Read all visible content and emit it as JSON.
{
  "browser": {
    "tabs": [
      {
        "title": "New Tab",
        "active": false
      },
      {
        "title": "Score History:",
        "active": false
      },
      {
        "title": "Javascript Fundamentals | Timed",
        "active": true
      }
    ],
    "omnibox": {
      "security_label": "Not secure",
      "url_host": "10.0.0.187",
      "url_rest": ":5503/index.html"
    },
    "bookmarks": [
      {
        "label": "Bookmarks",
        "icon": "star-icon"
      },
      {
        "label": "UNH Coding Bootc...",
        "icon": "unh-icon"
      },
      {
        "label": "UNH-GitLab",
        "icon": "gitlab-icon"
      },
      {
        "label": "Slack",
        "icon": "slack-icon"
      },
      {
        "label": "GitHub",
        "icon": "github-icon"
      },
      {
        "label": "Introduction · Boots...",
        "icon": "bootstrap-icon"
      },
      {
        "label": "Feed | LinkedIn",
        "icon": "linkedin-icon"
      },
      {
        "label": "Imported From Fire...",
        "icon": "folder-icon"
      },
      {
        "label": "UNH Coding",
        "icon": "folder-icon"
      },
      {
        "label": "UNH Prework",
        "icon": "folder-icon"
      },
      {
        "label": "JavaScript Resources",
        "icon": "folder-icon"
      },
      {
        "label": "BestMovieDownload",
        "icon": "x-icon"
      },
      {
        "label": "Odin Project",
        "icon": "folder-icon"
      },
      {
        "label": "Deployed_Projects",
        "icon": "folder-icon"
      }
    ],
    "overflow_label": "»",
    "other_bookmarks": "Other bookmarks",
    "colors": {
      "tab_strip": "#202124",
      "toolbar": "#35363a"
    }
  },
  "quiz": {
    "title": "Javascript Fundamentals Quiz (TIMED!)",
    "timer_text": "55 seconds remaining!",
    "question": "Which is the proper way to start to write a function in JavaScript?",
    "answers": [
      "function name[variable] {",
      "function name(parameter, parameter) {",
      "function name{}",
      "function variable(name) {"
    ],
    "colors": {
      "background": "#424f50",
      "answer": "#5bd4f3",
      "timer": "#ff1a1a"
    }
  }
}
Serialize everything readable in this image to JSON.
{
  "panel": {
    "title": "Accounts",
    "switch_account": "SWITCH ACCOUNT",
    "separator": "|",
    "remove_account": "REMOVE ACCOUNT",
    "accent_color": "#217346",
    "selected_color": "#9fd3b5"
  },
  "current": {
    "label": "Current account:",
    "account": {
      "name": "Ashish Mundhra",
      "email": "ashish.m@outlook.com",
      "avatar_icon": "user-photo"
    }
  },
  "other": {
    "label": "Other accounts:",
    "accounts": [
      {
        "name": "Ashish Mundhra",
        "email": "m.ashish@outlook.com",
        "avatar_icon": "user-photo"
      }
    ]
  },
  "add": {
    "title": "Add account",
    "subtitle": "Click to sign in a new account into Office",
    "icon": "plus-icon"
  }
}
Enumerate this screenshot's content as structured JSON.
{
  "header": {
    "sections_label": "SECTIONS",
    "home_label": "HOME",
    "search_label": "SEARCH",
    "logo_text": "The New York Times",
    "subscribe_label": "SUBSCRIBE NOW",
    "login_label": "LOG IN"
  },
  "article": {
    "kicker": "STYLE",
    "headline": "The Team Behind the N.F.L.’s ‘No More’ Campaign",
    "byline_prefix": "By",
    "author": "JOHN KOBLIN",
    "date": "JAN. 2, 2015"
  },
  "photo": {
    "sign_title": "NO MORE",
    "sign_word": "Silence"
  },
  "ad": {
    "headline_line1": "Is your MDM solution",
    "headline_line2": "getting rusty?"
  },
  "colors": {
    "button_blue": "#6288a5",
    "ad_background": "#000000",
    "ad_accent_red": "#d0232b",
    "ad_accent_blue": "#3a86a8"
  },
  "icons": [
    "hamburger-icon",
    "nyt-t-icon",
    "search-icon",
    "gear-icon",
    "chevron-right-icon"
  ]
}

### What is needed:
Identify each line in the records above that contains the word "function", and copy it out in full.

### Result for this task:
    "question": "Which is the proper way to start to write a function in JavaScript?",
      "function name[variable] {",
      "function name(parameter, parameter) {",
      "function name{}",
      "function variable(name) {"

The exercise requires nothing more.